Records about charts and figures
——

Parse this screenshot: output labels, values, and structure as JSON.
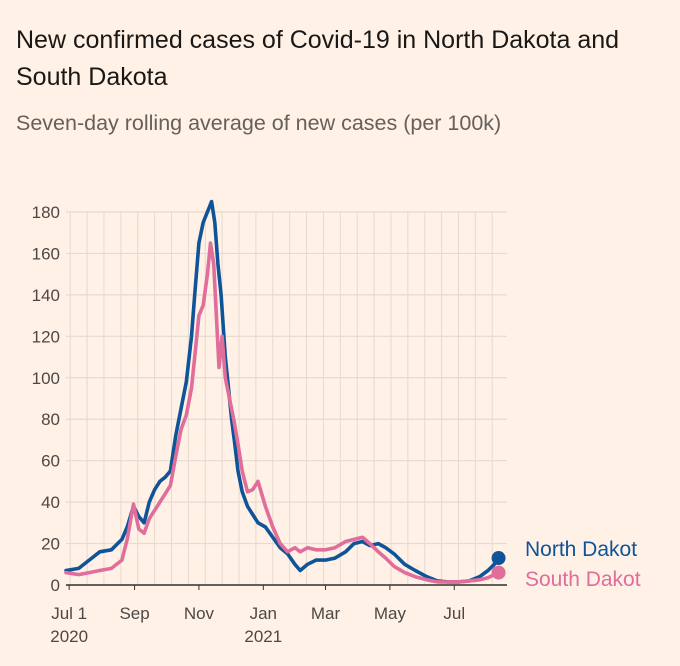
{
  "title": "New confirmed cases of Covid-19 in North Dakota and South Dakota",
  "subtitle": "Seven-day rolling average of new cases (per 100k)",
  "colors": {
    "background": "#fff1e5",
    "north_dakota": "#0f5499",
    "south_dakota": "#e06d9a",
    "grid": "#e6d9ce",
    "axis": "#33302e"
  },
  "chart_data": {
    "type": "line",
    "title": "New confirmed cases of Covid-19 in North Dakota and South Dakota",
    "subtitle": "Seven-day rolling average of new cases (per 100k)",
    "xlabel": "",
    "ylabel": "",
    "x_range": [
      "2020-06-28",
      "2021-08-20"
    ],
    "ylim": [
      0,
      180
    ],
    "y_ticks": [
      0,
      20,
      40,
      60,
      80,
      100,
      120,
      140,
      160,
      180
    ],
    "x_ticks": [
      {
        "date": "2020-07-01",
        "label": "Jul 1",
        "sublabel": "2020"
      },
      {
        "date": "2020-09-01",
        "label": "Sep",
        "sublabel": ""
      },
      {
        "date": "2020-11-01",
        "label": "Nov",
        "sublabel": ""
      },
      {
        "date": "2021-01-01",
        "label": "Jan",
        "sublabel": "2021"
      },
      {
        "date": "2021-03-01",
        "label": "Mar",
        "sublabel": ""
      },
      {
        "date": "2021-05-01",
        "label": "May",
        "sublabel": ""
      },
      {
        "date": "2021-07-01",
        "label": "Jul",
        "sublabel": ""
      }
    ],
    "grid": true,
    "legend": "end-of-line labels (right)",
    "series": [
      {
        "name": "North Dakot",
        "color": "#0f5499",
        "points": [
          [
            "2020-06-28",
            7
          ],
          [
            "2020-07-10",
            8
          ],
          [
            "2020-07-20",
            12
          ],
          [
            "2020-07-30",
            16
          ],
          [
            "2020-08-10",
            17
          ],
          [
            "2020-08-20",
            22
          ],
          [
            "2020-08-25",
            28
          ],
          [
            "2020-08-31",
            38
          ],
          [
            "2020-09-05",
            33
          ],
          [
            "2020-09-10",
            30
          ],
          [
            "2020-09-15",
            40
          ],
          [
            "2020-09-20",
            46
          ],
          [
            "2020-09-25",
            50
          ],
          [
            "2020-09-30",
            52
          ],
          [
            "2020-10-05",
            55
          ],
          [
            "2020-10-10",
            72
          ],
          [
            "2020-10-15",
            85
          ],
          [
            "2020-10-20",
            98
          ],
          [
            "2020-10-25",
            120
          ],
          [
            "2020-10-28",
            140
          ],
          [
            "2020-11-01",
            165
          ],
          [
            "2020-11-05",
            175
          ],
          [
            "2020-11-09",
            180
          ],
          [
            "2020-11-13",
            185
          ],
          [
            "2020-11-16",
            175
          ],
          [
            "2020-11-19",
            155
          ],
          [
            "2020-11-22",
            140
          ],
          [
            "2020-11-26",
            110
          ],
          [
            "2020-11-29",
            95
          ],
          [
            "2020-12-02",
            80
          ],
          [
            "2020-12-05",
            68
          ],
          [
            "2020-12-08",
            55
          ],
          [
            "2020-12-12",
            45
          ],
          [
            "2020-12-17",
            38
          ],
          [
            "2020-12-22",
            34
          ],
          [
            "2020-12-27",
            30
          ],
          [
            "2021-01-03",
            28
          ],
          [
            "2021-01-10",
            23
          ],
          [
            "2021-01-17",
            18
          ],
          [
            "2021-01-24",
            15
          ],
          [
            "2021-01-31",
            10
          ],
          [
            "2021-02-05",
            7
          ],
          [
            "2021-02-12",
            10
          ],
          [
            "2021-02-20",
            12
          ],
          [
            "2021-03-01",
            12
          ],
          [
            "2021-03-10",
            13
          ],
          [
            "2021-03-20",
            16
          ],
          [
            "2021-03-28",
            20
          ],
          [
            "2021-04-05",
            21
          ],
          [
            "2021-04-12",
            19
          ],
          [
            "2021-04-20",
            20
          ],
          [
            "2021-04-27",
            18
          ],
          [
            "2021-05-05",
            15
          ],
          [
            "2021-05-15",
            10
          ],
          [
            "2021-05-25",
            7
          ],
          [
            "2021-06-05",
            4
          ],
          [
            "2021-06-15",
            2
          ],
          [
            "2021-06-25",
            1.5
          ],
          [
            "2021-07-05",
            1.5
          ],
          [
            "2021-07-15",
            2
          ],
          [
            "2021-07-25",
            4
          ],
          [
            "2021-08-02",
            7
          ],
          [
            "2021-08-08",
            10
          ],
          [
            "2021-08-12",
            13
          ]
        ]
      },
      {
        "name": "South Dakot",
        "color": "#e06d9a",
        "points": [
          [
            "2020-06-28",
            6
          ],
          [
            "2020-07-10",
            5
          ],
          [
            "2020-07-20",
            6
          ],
          [
            "2020-07-30",
            7
          ],
          [
            "2020-08-10",
            8
          ],
          [
            "2020-08-20",
            12
          ],
          [
            "2020-08-25",
            22
          ],
          [
            "2020-08-31",
            39
          ],
          [
            "2020-09-05",
            27
          ],
          [
            "2020-09-10",
            25
          ],
          [
            "2020-09-15",
            32
          ],
          [
            "2020-09-20",
            36
          ],
          [
            "2020-09-25",
            40
          ],
          [
            "2020-09-30",
            44
          ],
          [
            "2020-10-05",
            48
          ],
          [
            "2020-10-10",
            62
          ],
          [
            "2020-10-15",
            75
          ],
          [
            "2020-10-20",
            82
          ],
          [
            "2020-10-25",
            95
          ],
          [
            "2020-10-28",
            110
          ],
          [
            "2020-11-01",
            130
          ],
          [
            "2020-11-05",
            135
          ],
          [
            "2020-11-09",
            150
          ],
          [
            "2020-11-12",
            165
          ],
          [
            "2020-11-15",
            155
          ],
          [
            "2020-11-18",
            125
          ],
          [
            "2020-11-20",
            105
          ],
          [
            "2020-11-23",
            120
          ],
          [
            "2020-11-26",
            100
          ],
          [
            "2020-11-30",
            90
          ],
          [
            "2020-12-04",
            80
          ],
          [
            "2020-12-08",
            68
          ],
          [
            "2020-12-12",
            55
          ],
          [
            "2020-12-17",
            45
          ],
          [
            "2020-12-22",
            46
          ],
          [
            "2020-12-27",
            50
          ],
          [
            "2021-01-03",
            38
          ],
          [
            "2021-01-10",
            28
          ],
          [
            "2021-01-17",
            20
          ],
          [
            "2021-01-24",
            16
          ],
          [
            "2021-01-31",
            18
          ],
          [
            "2021-02-05",
            16
          ],
          [
            "2021-02-12",
            18
          ],
          [
            "2021-02-20",
            17
          ],
          [
            "2021-03-01",
            17
          ],
          [
            "2021-03-10",
            18
          ],
          [
            "2021-03-20",
            21
          ],
          [
            "2021-03-28",
            22
          ],
          [
            "2021-04-05",
            23
          ],
          [
            "2021-04-12",
            20
          ],
          [
            "2021-04-20",
            16
          ],
          [
            "2021-04-27",
            13
          ],
          [
            "2021-05-05",
            9
          ],
          [
            "2021-05-15",
            6
          ],
          [
            "2021-05-25",
            4
          ],
          [
            "2021-06-05",
            2.5
          ],
          [
            "2021-06-15",
            1.5
          ],
          [
            "2021-06-25",
            1.5
          ],
          [
            "2021-07-05",
            1.5
          ],
          [
            "2021-07-15",
            2
          ],
          [
            "2021-07-25",
            2.5
          ],
          [
            "2021-08-02",
            3.5
          ],
          [
            "2021-08-08",
            5
          ],
          [
            "2021-08-12",
            6
          ]
        ]
      }
    ]
  }
}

——

List all lines holding the string "average".

  "subtitle": "Seven-day rolling average of new cases (per 100k)",
    "subtitle": "Seven-day rolling average of new cases (per 100k)",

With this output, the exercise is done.